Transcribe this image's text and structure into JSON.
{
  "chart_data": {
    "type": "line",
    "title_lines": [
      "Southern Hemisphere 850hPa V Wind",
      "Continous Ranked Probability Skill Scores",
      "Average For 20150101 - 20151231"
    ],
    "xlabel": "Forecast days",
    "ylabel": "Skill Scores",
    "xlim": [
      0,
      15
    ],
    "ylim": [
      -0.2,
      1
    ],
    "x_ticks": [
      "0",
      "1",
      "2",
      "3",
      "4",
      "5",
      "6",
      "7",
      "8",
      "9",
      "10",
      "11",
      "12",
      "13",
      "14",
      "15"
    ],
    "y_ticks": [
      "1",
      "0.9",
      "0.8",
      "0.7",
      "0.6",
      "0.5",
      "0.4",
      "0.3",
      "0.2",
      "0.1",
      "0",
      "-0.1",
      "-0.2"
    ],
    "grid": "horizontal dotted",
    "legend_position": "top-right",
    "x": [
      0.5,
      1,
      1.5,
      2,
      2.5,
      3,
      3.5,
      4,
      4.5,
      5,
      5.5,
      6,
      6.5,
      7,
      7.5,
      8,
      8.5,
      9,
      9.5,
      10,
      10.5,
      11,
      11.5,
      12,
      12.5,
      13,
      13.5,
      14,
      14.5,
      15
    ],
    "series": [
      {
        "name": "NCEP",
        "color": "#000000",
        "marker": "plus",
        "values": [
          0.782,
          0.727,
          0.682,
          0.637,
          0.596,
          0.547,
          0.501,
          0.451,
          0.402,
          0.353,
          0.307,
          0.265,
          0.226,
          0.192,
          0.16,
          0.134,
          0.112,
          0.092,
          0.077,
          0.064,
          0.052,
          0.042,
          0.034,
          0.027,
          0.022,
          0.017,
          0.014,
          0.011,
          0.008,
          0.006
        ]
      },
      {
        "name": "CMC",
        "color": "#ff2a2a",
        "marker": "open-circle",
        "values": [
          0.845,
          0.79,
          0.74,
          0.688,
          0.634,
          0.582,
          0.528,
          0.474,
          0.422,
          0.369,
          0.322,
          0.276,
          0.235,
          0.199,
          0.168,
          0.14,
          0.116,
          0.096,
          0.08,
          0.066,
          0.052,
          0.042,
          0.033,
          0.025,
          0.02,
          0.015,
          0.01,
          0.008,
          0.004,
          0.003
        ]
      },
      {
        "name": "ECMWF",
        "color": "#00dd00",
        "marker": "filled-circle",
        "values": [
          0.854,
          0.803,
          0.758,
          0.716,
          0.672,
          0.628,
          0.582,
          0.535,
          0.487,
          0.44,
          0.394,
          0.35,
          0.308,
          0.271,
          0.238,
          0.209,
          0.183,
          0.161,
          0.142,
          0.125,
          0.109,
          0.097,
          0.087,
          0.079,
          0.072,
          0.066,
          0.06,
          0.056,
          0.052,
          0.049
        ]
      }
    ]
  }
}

▸ **WHAT IS BEING ASKED**
Show every line from the entries above in which "color" appears.

▸ **REPLY TO THE EXERCISE**
        "color": "#000000",
        "color": "#ff2a2a",
        "color": "#00dd00",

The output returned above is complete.